# WRITTEN PROBLEM
Scan the lines below; pull out those with "such".

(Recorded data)
........

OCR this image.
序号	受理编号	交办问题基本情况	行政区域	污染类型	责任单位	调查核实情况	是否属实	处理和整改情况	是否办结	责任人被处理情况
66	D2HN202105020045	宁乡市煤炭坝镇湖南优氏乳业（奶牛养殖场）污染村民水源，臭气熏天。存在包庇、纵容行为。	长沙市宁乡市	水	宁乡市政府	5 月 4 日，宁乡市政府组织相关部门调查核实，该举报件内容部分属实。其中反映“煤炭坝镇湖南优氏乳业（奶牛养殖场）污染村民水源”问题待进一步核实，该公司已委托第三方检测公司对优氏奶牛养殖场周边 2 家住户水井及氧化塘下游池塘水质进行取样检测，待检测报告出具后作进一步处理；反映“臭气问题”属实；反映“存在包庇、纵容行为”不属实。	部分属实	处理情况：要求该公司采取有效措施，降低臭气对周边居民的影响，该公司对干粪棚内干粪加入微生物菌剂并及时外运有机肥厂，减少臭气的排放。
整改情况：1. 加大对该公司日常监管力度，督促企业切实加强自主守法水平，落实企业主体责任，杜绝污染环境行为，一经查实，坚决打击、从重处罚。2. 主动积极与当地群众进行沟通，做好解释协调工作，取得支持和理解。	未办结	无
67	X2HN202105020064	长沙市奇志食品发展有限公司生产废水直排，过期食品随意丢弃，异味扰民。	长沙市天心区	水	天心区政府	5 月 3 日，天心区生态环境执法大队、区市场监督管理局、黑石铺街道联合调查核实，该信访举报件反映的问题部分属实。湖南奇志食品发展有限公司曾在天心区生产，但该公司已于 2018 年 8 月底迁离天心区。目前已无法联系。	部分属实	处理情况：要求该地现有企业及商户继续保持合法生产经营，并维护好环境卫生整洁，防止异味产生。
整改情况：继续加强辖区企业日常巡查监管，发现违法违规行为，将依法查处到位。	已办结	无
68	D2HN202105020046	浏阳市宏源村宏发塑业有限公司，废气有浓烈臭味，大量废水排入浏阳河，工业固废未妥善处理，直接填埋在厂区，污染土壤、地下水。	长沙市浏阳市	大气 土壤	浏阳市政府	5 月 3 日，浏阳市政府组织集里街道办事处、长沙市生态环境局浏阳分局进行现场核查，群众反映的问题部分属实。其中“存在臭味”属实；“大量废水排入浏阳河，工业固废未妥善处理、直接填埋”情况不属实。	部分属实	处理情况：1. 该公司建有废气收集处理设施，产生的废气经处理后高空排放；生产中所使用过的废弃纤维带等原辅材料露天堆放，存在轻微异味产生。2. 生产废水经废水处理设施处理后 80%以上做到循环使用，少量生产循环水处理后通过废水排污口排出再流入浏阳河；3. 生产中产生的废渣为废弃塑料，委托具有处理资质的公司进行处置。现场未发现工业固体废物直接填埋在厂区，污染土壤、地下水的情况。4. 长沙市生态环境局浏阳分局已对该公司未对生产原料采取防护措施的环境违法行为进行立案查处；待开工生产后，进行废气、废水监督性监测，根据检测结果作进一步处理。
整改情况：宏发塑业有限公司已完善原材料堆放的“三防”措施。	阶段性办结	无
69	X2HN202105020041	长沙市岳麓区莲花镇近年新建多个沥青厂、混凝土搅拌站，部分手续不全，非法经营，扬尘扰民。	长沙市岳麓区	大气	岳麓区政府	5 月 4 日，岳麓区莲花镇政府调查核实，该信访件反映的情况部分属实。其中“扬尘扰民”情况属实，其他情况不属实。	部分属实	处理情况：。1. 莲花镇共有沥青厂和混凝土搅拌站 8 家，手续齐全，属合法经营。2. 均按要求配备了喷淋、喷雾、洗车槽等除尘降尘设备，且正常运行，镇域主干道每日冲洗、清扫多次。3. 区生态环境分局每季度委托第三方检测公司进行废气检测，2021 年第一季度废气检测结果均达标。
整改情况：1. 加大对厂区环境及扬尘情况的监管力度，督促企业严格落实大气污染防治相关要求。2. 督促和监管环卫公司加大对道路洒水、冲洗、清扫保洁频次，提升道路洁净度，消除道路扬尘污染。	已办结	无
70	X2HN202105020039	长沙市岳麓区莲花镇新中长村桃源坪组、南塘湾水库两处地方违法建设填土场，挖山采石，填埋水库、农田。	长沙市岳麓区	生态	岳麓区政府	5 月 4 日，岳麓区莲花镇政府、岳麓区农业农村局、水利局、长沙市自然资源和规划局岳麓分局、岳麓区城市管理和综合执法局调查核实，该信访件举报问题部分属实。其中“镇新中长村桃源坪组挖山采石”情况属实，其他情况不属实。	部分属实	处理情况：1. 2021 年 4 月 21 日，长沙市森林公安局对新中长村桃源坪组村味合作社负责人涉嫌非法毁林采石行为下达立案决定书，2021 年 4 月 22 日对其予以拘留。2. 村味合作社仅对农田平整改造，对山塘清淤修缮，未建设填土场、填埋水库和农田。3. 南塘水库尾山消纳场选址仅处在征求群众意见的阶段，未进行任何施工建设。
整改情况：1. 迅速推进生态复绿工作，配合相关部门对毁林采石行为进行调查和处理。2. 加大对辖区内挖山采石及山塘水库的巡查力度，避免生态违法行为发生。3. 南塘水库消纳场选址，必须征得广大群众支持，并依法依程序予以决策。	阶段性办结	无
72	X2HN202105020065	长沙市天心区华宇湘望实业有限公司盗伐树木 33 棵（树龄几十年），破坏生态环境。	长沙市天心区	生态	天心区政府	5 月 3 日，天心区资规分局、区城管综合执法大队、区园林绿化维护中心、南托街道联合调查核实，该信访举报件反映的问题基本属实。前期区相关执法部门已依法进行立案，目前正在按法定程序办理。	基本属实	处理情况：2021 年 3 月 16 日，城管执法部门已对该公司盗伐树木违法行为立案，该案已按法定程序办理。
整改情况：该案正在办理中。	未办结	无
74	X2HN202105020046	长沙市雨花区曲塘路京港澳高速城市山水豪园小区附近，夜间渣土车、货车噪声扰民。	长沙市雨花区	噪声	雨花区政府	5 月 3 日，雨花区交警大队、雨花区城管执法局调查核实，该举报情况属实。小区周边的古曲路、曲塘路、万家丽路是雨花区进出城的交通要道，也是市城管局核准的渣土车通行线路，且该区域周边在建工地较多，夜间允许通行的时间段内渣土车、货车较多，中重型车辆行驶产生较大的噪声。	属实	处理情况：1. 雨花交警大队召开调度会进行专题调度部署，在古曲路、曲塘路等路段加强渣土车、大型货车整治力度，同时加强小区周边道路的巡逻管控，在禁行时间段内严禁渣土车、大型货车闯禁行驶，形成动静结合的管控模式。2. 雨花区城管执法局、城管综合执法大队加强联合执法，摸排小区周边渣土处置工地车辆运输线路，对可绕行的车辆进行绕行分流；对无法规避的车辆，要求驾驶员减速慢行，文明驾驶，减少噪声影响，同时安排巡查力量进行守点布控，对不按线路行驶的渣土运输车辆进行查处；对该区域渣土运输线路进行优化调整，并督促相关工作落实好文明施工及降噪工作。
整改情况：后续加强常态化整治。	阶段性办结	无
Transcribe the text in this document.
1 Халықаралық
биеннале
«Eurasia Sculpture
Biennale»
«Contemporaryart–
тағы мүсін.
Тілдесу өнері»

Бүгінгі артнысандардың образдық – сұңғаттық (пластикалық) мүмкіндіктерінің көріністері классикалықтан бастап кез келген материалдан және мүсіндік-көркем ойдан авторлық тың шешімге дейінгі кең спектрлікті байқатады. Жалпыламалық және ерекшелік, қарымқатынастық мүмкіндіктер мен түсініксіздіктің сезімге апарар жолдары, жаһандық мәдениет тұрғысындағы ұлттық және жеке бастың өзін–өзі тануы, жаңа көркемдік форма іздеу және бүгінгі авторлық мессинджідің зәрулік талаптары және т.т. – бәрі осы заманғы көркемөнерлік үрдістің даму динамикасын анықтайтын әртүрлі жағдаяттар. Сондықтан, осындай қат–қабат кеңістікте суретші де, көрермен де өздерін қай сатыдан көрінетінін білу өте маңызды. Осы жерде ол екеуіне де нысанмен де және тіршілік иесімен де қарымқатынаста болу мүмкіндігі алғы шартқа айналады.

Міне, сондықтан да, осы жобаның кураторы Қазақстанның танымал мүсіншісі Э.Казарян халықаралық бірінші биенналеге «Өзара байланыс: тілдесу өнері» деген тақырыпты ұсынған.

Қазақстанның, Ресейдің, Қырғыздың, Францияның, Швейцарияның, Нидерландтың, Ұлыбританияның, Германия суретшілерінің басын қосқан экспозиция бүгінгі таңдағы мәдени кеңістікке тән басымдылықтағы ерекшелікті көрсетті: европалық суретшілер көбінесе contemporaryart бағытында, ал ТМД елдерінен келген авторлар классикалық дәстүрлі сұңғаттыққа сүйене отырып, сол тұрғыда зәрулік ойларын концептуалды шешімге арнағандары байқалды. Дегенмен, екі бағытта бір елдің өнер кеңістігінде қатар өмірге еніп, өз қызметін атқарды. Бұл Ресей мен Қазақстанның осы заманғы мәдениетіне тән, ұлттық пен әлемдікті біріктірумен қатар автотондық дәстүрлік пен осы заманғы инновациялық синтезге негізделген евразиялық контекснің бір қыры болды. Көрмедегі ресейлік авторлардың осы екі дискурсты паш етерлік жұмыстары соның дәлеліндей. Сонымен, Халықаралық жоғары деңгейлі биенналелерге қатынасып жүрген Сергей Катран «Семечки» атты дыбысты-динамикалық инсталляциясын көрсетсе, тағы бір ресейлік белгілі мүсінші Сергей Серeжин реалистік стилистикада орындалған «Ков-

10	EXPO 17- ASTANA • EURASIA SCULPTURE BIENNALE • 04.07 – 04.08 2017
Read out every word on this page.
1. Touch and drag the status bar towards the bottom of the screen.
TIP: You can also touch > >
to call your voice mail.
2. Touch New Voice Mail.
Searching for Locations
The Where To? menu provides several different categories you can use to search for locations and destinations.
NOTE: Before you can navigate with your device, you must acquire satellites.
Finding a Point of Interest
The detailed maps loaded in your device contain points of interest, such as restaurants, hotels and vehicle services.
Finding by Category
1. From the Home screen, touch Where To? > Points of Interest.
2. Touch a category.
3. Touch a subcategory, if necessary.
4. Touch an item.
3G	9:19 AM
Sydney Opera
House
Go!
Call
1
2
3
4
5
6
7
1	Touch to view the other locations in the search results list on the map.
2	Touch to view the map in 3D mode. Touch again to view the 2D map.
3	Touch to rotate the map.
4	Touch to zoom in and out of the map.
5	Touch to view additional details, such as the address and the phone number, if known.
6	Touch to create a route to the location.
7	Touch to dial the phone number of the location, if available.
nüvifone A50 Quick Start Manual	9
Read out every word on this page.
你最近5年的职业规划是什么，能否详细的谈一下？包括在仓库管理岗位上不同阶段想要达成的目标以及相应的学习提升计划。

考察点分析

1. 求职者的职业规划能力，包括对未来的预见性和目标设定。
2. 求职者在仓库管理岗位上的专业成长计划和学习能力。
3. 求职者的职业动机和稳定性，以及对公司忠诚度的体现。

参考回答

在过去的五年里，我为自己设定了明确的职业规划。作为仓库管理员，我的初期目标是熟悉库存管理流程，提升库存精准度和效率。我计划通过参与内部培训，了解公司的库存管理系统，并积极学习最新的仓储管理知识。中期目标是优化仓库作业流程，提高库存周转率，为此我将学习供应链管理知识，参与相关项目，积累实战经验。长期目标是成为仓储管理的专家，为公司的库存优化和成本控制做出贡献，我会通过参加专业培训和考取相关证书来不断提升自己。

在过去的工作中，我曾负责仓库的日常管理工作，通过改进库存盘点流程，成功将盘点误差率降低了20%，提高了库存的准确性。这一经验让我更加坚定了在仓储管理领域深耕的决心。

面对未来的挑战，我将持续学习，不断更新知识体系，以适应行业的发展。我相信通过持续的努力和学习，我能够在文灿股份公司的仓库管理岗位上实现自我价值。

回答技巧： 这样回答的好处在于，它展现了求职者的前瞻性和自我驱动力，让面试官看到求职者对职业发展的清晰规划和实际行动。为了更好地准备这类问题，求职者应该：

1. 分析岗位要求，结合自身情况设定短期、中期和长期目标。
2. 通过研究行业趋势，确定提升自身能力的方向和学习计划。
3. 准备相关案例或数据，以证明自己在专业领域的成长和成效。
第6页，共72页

........

# TASK ANSWER
The detailed maps loaded in your device contain points of interest, such as restaurants, hotels and vehicle services.
5	Touch to view additional details, such as the address and the phone number, if known.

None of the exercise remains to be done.